:: MATERIAL FOR THE TASK ::

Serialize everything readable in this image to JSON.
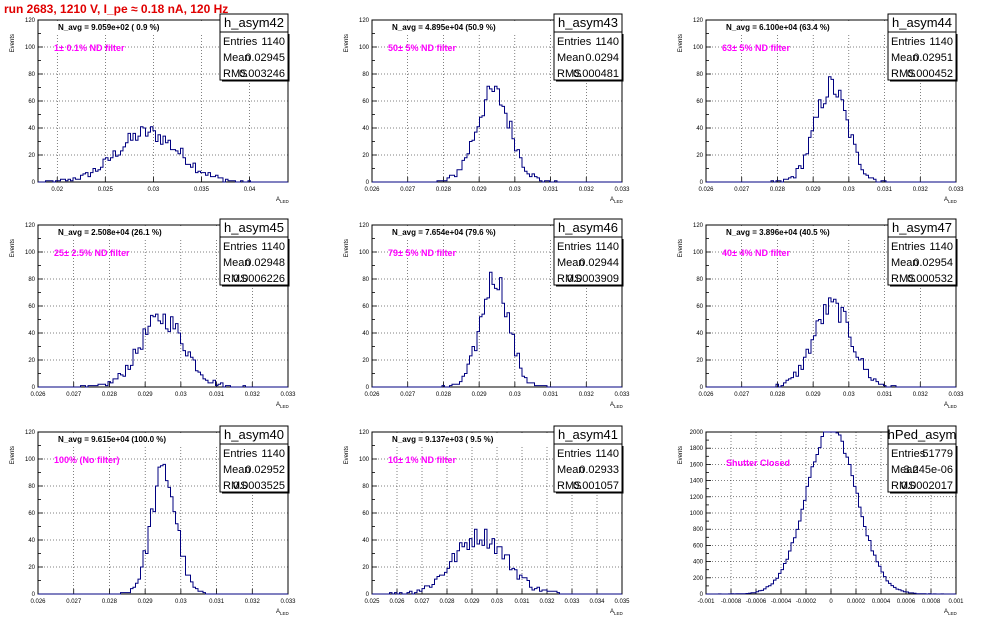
{
  "run_title": "run 2683,  1210 V, I_pe ≈ 0.18 nA, 120 Hz",
  "chart_data": [
    {
      "type": "bar",
      "id": "h_asym42",
      "stats": {
        "title": "h_asym42",
        "entries": "1140",
        "mean": "0.02945",
        "rms": "0.003246"
      },
      "navg": "N_avg = 9.059e+02 ( 0.9 %)",
      "filter": "1± 0.1% ND filter",
      "ylabel": "Events",
      "xlabel": "A_{LED}",
      "xlim": [
        0.018,
        0.044
      ],
      "ylim": [
        0,
        120
      ],
      "xticks": [
        0.02,
        0.025,
        0.03,
        0.035,
        0.04
      ],
      "xtick_labels": [
        "0.02",
        "0.025",
        "0.03",
        "0.035",
        "0.04"
      ],
      "yticks": [
        0,
        10,
        20,
        30,
        40,
        50,
        60,
        70,
        80,
        90,
        100,
        110,
        120
      ],
      "ytick_labels": [
        "0",
        "",
        "20",
        "",
        "40",
        "",
        "60",
        "",
        "80",
        "",
        "100",
        "",
        "120"
      ],
      "mean_val": 0.02945,
      "sigma": 0.003246,
      "entries": 1140,
      "nbins": 100
    },
    {
      "type": "bar",
      "id": "h_asym43",
      "stats": {
        "title": "h_asym43",
        "entries": "1140",
        "mean": "0.0294",
        "rms": "0.000481"
      },
      "navg": "N_avg = 4.895e+04 (50.9 %)",
      "filter": "50± 5% ND filter",
      "ylabel": "Events",
      "xlabel": "A_{LED}",
      "xlim": [
        0.026,
        0.033
      ],
      "ylim": [
        0,
        120
      ],
      "xticks": [
        0.026,
        0.027,
        0.028,
        0.029,
        0.03,
        0.031,
        0.032,
        0.033
      ],
      "xtick_labels": [
        "0.026",
        "0.027",
        "0.028",
        "0.029",
        "0.03",
        "0.031",
        "0.032",
        "0.033"
      ],
      "yticks": [
        0,
        10,
        20,
        30,
        40,
        50,
        60,
        70,
        80,
        90,
        100,
        110,
        120
      ],
      "ytick_labels": [
        "0",
        "",
        "20",
        "",
        "40",
        "",
        "60",
        "",
        "80",
        "",
        "100",
        "",
        "120"
      ],
      "mean_val": 0.0294,
      "sigma": 0.000481,
      "entries": 1140,
      "nbins": 100
    },
    {
      "type": "bar",
      "id": "h_asym44",
      "stats": {
        "title": "h_asym44",
        "entries": "1140",
        "mean": "0.02951",
        "rms": "0.000452"
      },
      "navg": "N_avg = 6.100e+04 (63.4 %)",
      "filter": "63± 5% ND filter",
      "ylabel": "Events",
      "xlabel": "A_{LED}",
      "xlim": [
        0.026,
        0.033
      ],
      "ylim": [
        0,
        120
      ],
      "xticks": [
        0.026,
        0.027,
        0.028,
        0.029,
        0.03,
        0.031,
        0.032,
        0.033
      ],
      "xtick_labels": [
        "0.026",
        "0.027",
        "0.028",
        "0.029",
        "0.03",
        "0.031",
        "0.032",
        "0.033"
      ],
      "yticks": [
        0,
        10,
        20,
        30,
        40,
        50,
        60,
        70,
        80,
        90,
        100,
        110,
        120
      ],
      "ytick_labels": [
        "0",
        "",
        "20",
        "",
        "40",
        "",
        "60",
        "",
        "80",
        "",
        "100",
        "",
        "120"
      ],
      "mean_val": 0.02951,
      "sigma": 0.000452,
      "entries": 1140,
      "nbins": 100
    },
    {
      "type": "bar",
      "id": "h_asym45",
      "stats": {
        "title": "h_asym45",
        "entries": "1140",
        "mean": "0.02948",
        "rms": "0.0006226"
      },
      "navg": "N_avg = 2.508e+04 (26.1 %)",
      "filter": "25± 2.5% ND filter",
      "ylabel": "Events",
      "xlabel": "A_{LED}",
      "xlim": [
        0.026,
        0.033
      ],
      "ylim": [
        0,
        120
      ],
      "xticks": [
        0.026,
        0.027,
        0.028,
        0.029,
        0.03,
        0.031,
        0.032,
        0.033
      ],
      "xtick_labels": [
        "0.026",
        "0.027",
        "0.028",
        "0.029",
        "0.03",
        "0.031",
        "0.032",
        "0.033"
      ],
      "yticks": [
        0,
        10,
        20,
        30,
        40,
        50,
        60,
        70,
        80,
        90,
        100,
        110,
        120
      ],
      "ytick_labels": [
        "0",
        "",
        "20",
        "",
        "40",
        "",
        "60",
        "",
        "80",
        "",
        "100",
        "",
        "120"
      ],
      "mean_val": 0.02948,
      "sigma": 0.0006226,
      "entries": 1140,
      "nbins": 100
    },
    {
      "type": "bar",
      "id": "h_asym46",
      "stats": {
        "title": "h_asym46",
        "entries": "1140",
        "mean": "0.02944",
        "rms": "0.0003909"
      },
      "navg": "N_avg = 7.654e+04 (79.6 %)",
      "filter": "79± 5% ND filter",
      "ylabel": "Events",
      "xlabel": "A_{LED}",
      "xlim": [
        0.026,
        0.033
      ],
      "ylim": [
        0,
        120
      ],
      "xticks": [
        0.026,
        0.027,
        0.028,
        0.029,
        0.03,
        0.031,
        0.032,
        0.033
      ],
      "xtick_labels": [
        "0.026",
        "0.027",
        "0.028",
        "0.029",
        "0.03",
        "0.031",
        "0.032",
        "0.033"
      ],
      "yticks": [
        0,
        10,
        20,
        30,
        40,
        50,
        60,
        70,
        80,
        90,
        100,
        110,
        120
      ],
      "ytick_labels": [
        "0",
        "",
        "20",
        "",
        "40",
        "",
        "60",
        "",
        "80",
        "",
        "100",
        "",
        "120"
      ],
      "mean_val": 0.02944,
      "sigma": 0.0003909,
      "entries": 1140,
      "nbins": 100
    },
    {
      "type": "bar",
      "id": "h_asym47",
      "stats": {
        "title": "h_asym47",
        "entries": "1140",
        "mean": "0.02954",
        "rms": "0.000532"
      },
      "navg": "N_avg = 3.896e+04 (40.5 %)",
      "filter": "40± 4% ND filter",
      "ylabel": "Events",
      "xlabel": "A_{LED}",
      "xlim": [
        0.026,
        0.033
      ],
      "ylim": [
        0,
        120
      ],
      "xticks": [
        0.026,
        0.027,
        0.028,
        0.029,
        0.03,
        0.031,
        0.032,
        0.033
      ],
      "xtick_labels": [
        "0.026",
        "0.027",
        "0.028",
        "0.029",
        "0.03",
        "0.031",
        "0.032",
        "0.033"
      ],
      "yticks": [
        0,
        10,
        20,
        30,
        40,
        50,
        60,
        70,
        80,
        90,
        100,
        110,
        120
      ],
      "ytick_labels": [
        "0",
        "",
        "20",
        "",
        "40",
        "",
        "60",
        "",
        "80",
        "",
        "100",
        "",
        "120"
      ],
      "mean_val": 0.02954,
      "sigma": 0.000532,
      "entries": 1140,
      "nbins": 100
    },
    {
      "type": "bar",
      "id": "h_asym40",
      "stats": {
        "title": "h_asym40",
        "entries": "1140",
        "mean": "0.02952",
        "rms": "0.0003525"
      },
      "navg": "N_avg = 9.615e+04 (100.0 %)",
      "filter": "100% (No filter)",
      "ylabel": "Events",
      "xlabel": "A_{LED}",
      "xlim": [
        0.026,
        0.033
      ],
      "ylim": [
        0,
        120
      ],
      "xticks": [
        0.026,
        0.027,
        0.028,
        0.029,
        0.03,
        0.031,
        0.032,
        0.033
      ],
      "xtick_labels": [
        "0.026",
        "0.027",
        "0.028",
        "0.029",
        "0.03",
        "0.031",
        "0.032",
        "0.033"
      ],
      "yticks": [
        0,
        10,
        20,
        30,
        40,
        50,
        60,
        70,
        80,
        90,
        100,
        110,
        120
      ],
      "ytick_labels": [
        "0",
        "",
        "20",
        "",
        "40",
        "",
        "60",
        "",
        "80",
        "",
        "100",
        "",
        "120"
      ],
      "mean_val": 0.02952,
      "sigma": 0.0003525,
      "entries": 1140,
      "nbins": 100
    },
    {
      "type": "bar",
      "id": "h_asym41",
      "stats": {
        "title": "h_asym41",
        "entries": "1140",
        "mean": "0.02933",
        "rms": "0.001057"
      },
      "navg": "N_avg = 9.137e+03 ( 9.5 %)",
      "filter": "10± 1% ND filter",
      "ylabel": "Events",
      "xlabel": "A_{LED}",
      "xlim": [
        0.025,
        0.035
      ],
      "ylim": [
        0,
        120
      ],
      "xticks": [
        0.025,
        0.026,
        0.027,
        0.028,
        0.029,
        0.03,
        0.031,
        0.032,
        0.033,
        0.034,
        0.035
      ],
      "xtick_labels": [
        "0.025",
        "0.026",
        "0.027",
        "0.028",
        "0.029",
        "0.03",
        "0.031",
        "0.032",
        "0.033",
        "0.034",
        "0.035"
      ],
      "yticks": [
        0,
        10,
        20,
        30,
        40,
        50,
        60,
        70,
        80,
        90,
        100,
        110,
        120
      ],
      "ytick_labels": [
        "0",
        "",
        "20",
        "",
        "40",
        "",
        "60",
        "",
        "80",
        "",
        "100",
        "",
        "120"
      ],
      "mean_val": 0.02933,
      "sigma": 0.001057,
      "entries": 1140,
      "nbins": 100
    },
    {
      "type": "bar",
      "id": "hPed_asym",
      "stats": {
        "title": "hPed_asym",
        "entries": "51779",
        "mean": "3.245e-06",
        "rms": "0.0002017"
      },
      "navg": "",
      "filter": "Shutter Closed",
      "ylabel": "Events",
      "xlabel": "A_{LED}",
      "xlim": [
        -0.001,
        0.001
      ],
      "ylim": [
        0,
        2000
      ],
      "xticks": [
        -0.001,
        -0.0008,
        -0.0006,
        -0.0004,
        -0.0002,
        0,
        0.0002,
        0.0004,
        0.0006,
        0.0008,
        0.001
      ],
      "xtick_labels": [
        "-0.001",
        "-0.0008",
        "-0.0006",
        "-0.0004",
        "-0.0002",
        "0",
        "0.0002",
        "0.0004",
        "0.0006",
        "0.0008",
        "0.001"
      ],
      "yticks": [
        0,
        100,
        200,
        300,
        400,
        500,
        600,
        700,
        800,
        900,
        1000,
        1100,
        1200,
        1300,
        1400,
        1500,
        1600,
        1700,
        1800,
        1900,
        2000
      ],
      "ytick_labels": [
        "0",
        "",
        "200",
        "",
        "400",
        "",
        "600",
        "",
        "800",
        "",
        "1000",
        "",
        "1200",
        "",
        "1400",
        "",
        "1600",
        "",
        "1800",
        "",
        "2000"
      ],
      "mean_val": 3.25e-06,
      "sigma": 0.0002017,
      "entries": 51779,
      "nbins": 100
    }
  ]
}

:::

- **WHAT IS BEING ASKED**: Identify and copy the lines holding the word "navg".

- **ANSWER TO THIS PROBLEM**:
      "navg": "N_avg = 9.059e+02 ( 0.9 %)",
      "navg": "N_avg = 4.895e+04 (50.9 %)",
      "navg": "N_avg = 6.100e+04 (63.4 %)",
      "navg": "N_avg = 2.508e+04 (26.1 %)",
      "navg": "N_avg = 7.654e+04 (79.6 %)",
      "navg": "N_avg = 3.896e+04 (40.5 %)",
      "navg": "N_avg = 9.615e+04 (100.0 %)",
      "navg": "N_avg = 9.137e+03 ( 9.5 %)",
      "navg": "",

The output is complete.